*WHAT TO PRODUCE*: Read through the data and report every line in which the word "Temp" occurs.

┌─ EXERCISE INPUTS

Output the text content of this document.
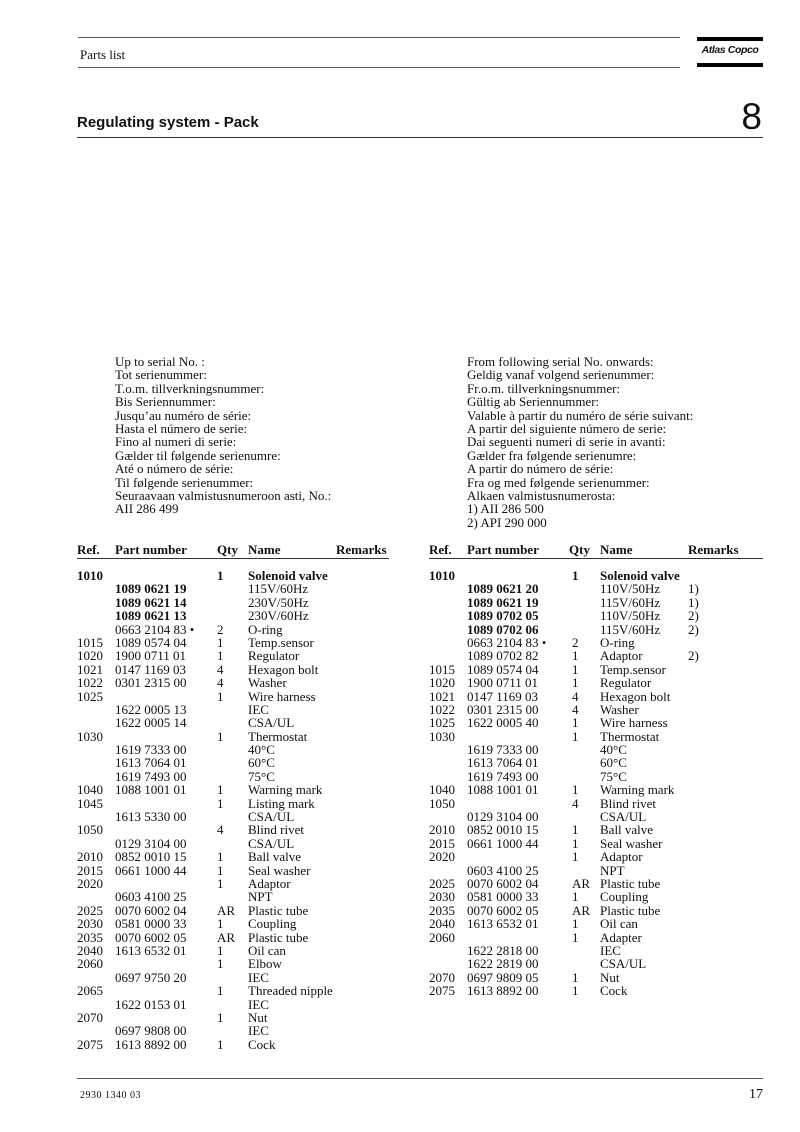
Parts list	Atlas Copco
Regulating system - Pack	8
Up to serial No. :
Tot serienummer:
T.o.m. tillverkningsnummer:
Bis Seriennummer:
Jusqu’au numéro de série:
Hasta el número de serie:
Fino al numeri di serie:
Gælder til følgende serienumre:
Até o número de série:
Til følgende serienummer:
Seuraavaan valmistusnumeroon asti, No.:
AII 286 499
From following serial No. onwards:
Geldig vanaf volgend serienummer:
Fr.o.m. tillverkningsnummer:
Gültig ab Seriennummer:
Valable à partir du numéro de série suivant:
A partir del siguiente número de serie:
Dai seguenti numeri di serie in avanti:
Gælder fra følgende serienumre:
A partir do número de série:
Fra og med følgende serienummer:
Alkaen valmistusnumerosta:
1) AII 286 500
2) API 290 000
Ref. Part number Qty Name	Remarks
1010	1 Solenoid valve
1089 0621 19	115V/60Hz
1089 0621 14	230V/50Hz
1089 0621 13	230V/60Hz
0663 2104 83 • 2 O-ring
1015 1089 0574 04 1 Temp.sensor
1020 1900 0711 01 1 Regulator
1021 0147 1169 03 4 Hexagon bolt
1022 0301 2315 00 4 Washer
1025	1 Wire harness
1622 0005 13	IEC
1622 0005 14	CSA/UL
1030	1 Thermostat
1619 7333 00	40°C
1613 7064 01	60°C
1619 7493 00	75°C
1040 1088 1001 01 1 Warning mark
1045	1 Listing mark
1613 5330 00	CSA/UL
1050	4 Blind rivet
0129 3104 00	CSA/UL
2010 0852 0010 15 1 Ball valve
2015 0661 1000 44 1 Seal washer
2020	1 Adaptor
0603 4100 25	NPT
2025 0070 6002 04 AR Plastic tube
2030 0581 0000 33 1 Coupling
2035 0070 6002 05 AR Plastic tube
2040 1613 6532 01 1 Oil can
2060	1 Elbow
0697 9750 20	IEC
2065	1 Threaded nipple
1622 0153 01	IEC
2070	1 Nut
0697 9808 00	IEC
2075 1613 8892 00 1 Cock
Ref. Part number Qty Name	Remarks
1010	1 Solenoid valve
1089 0621 20	110V/50Hz 1)
1089 0621 19	115V/60Hz 1)
1089 0702 05	110V/50Hz 2)
1089 0702 06	115V/60Hz 2)
0663 2104 83 • 2 O-ring
1089 0702 82	1 Adaptor	2)
1015 1089 0574 04	1 Temp.sensor
1020 1900 0711 01	1 Regulator
1021 0147 1169 03	4 Hexagon bolt
1022 0301 2315 00	4 Washer
1025 1622 0005 40	1 Wire harness
1030	1 Thermostat
1619 7333 00	40°C
1613 7064 01	60°C
1619 7493 00	75°C
1040 1088 1001 01	1 Warning mark
1050	4 Blind rivet
0129 3104 00	CSA/UL
2010 0852 0010 15	1 Ball valve
2015 0661 1000 44	1 Seal washer
2020	1 Adaptor
0603 4100 25	NPT
2025 0070 6002 04	AR Plastic tube
2030 0581 0000 33	1 Coupling
2035 0070 6002 05	AR Plastic tube
2040 1613 6532 01	1 Oil can
2060	1 Adapter
1622 2818 00	IEC
1622 2819 00	CSA/UL
2070 0697 9809 05	1 Nut
2075 1613 8892 00	1 Cock
2930 1340 03	17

└─

*RIGHT ANSWER*:
1015 1089 0574 04 1 Temp.sensor
1015 1089 0574 04	1 Temp.sensor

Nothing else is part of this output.